(PROMPT) Give the data again exactly as written, skipping any pictures.

(DATA LINES)
Begin

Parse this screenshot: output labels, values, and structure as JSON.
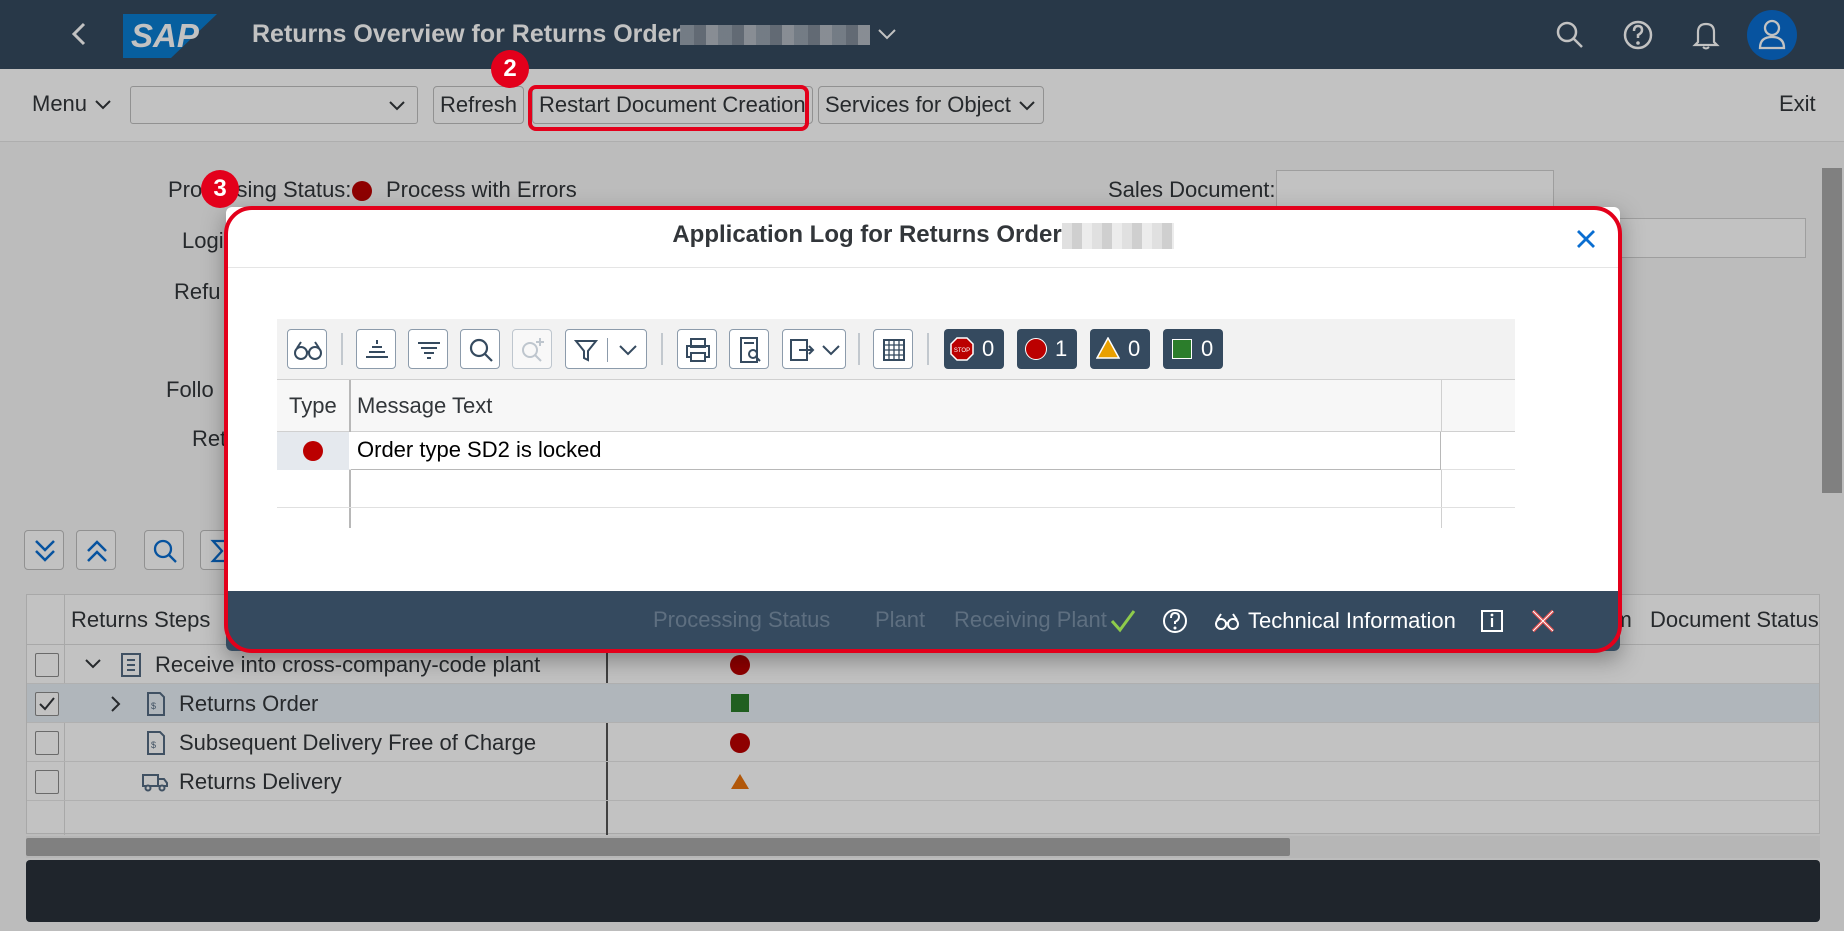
{
  "shell": {
    "logo_text": "SAP",
    "title": "Returns Overview for Returns Order"
  },
  "toolbar": {
    "menu_label": "Menu",
    "refresh_label": "Refresh",
    "restart_label": "Restart Document Creation",
    "services_label": "Services for Object",
    "exit_label": "Exit"
  },
  "annotations": {
    "step2": "2",
    "step3": "3"
  },
  "form": {
    "processing_status_label": "Processing Status:",
    "processing_status_value": "Process with Errors",
    "sales_document_label": "Sales Document:",
    "logistics_label": "Logi",
    "refund_label": "Refu",
    "follow_label": "Follo",
    "ret_label": "Ret"
  },
  "steps": {
    "headers": {
      "returns_steps": "Returns Steps",
      "processing_status": "Processing Status",
      "plant": "Plant",
      "receiving_plant": "Receiving Plant",
      "item": "Item",
      "document_status": "Document Status"
    },
    "rows": [
      {
        "label": "Receive into cross-company-code plant",
        "status": "error",
        "checked": false
      },
      {
        "label": "Returns Order",
        "status": "success",
        "checked": true
      },
      {
        "label": "Subsequent Delivery Free of Charge",
        "status": "error",
        "checked": false
      },
      {
        "label": "Returns Delivery",
        "status": "warning",
        "checked": false
      }
    ]
  },
  "dialog": {
    "title": "Application Log for Returns Order",
    "counts": {
      "stop": "0",
      "error": "1",
      "warning": "0",
      "success": "0"
    },
    "columns": {
      "type": "Type",
      "message_text": "Message Text"
    },
    "messages": [
      {
        "type": "error",
        "text": "Order type SD2 is locked"
      }
    ],
    "footer": {
      "technical_information": "Technical Information"
    }
  },
  "colors": {
    "shell": "#354a5f",
    "highlight": "#e3001b",
    "error": "#bb0000",
    "success": "#2b7d2b",
    "warning": "#e9730c"
  }
}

End

(SOLUTION TO THIS PROBLEM)
Parse this screenshot: output labels, values, and structure as JSON.
{
  "shell": {
    "logo_text": "SAP",
    "title": "Returns Overview for Returns Order"
  },
  "toolbar": {
    "menu_label": "Menu",
    "refresh_label": "Refresh",
    "restart_label": "Restart Document Creation",
    "services_label": "Services for Object",
    "exit_label": "Exit"
  },
  "annotations": {
    "step2": "2",
    "step3": "3"
  },
  "form": {
    "processing_status_label": "Processing Status:",
    "processing_status_value": "Process with Errors",
    "sales_document_label": "Sales Document:",
    "logistics_label": "Logi",
    "refund_label": "Refu",
    "follow_label": "Follo",
    "ret_label": "Ret"
  },
  "steps": {
    "headers": {
      "returns_steps": "Returns Steps",
      "processing_status": "Processing Status",
      "plant": "Plant",
      "receiving_plant": "Receiving Plant",
      "item": "Item",
      "document_status": "Document Status"
    },
    "rows": [
      {
        "label": "Receive into cross-company-code plant",
        "status": "error",
        "checked": false
      },
      {
        "label": "Returns Order",
        "status": "success",
        "checked": true
      },
      {
        "label": "Subsequent Delivery Free of Charge",
        "status": "error",
        "checked": false
      },
      {
        "label": "Returns Delivery",
        "status": "warning",
        "checked": false
      }
    ]
  },
  "dialog": {
    "title": "Application Log for Returns Order",
    "counts": {
      "stop": "0",
      "error": "1",
      "warning": "0",
      "success": "0"
    },
    "columns": {
      "type": "Type",
      "message_text": "Message Text"
    },
    "messages": [
      {
        "type": "error",
        "text": "Order type SD2 is locked"
      }
    ],
    "footer": {
      "technical_information": "Technical Information"
    }
  },
  "colors": {
    "shell": "#354a5f",
    "highlight": "#e3001b",
    "error": "#bb0000",
    "success": "#2b7d2b",
    "warning": "#e9730c"
  }
}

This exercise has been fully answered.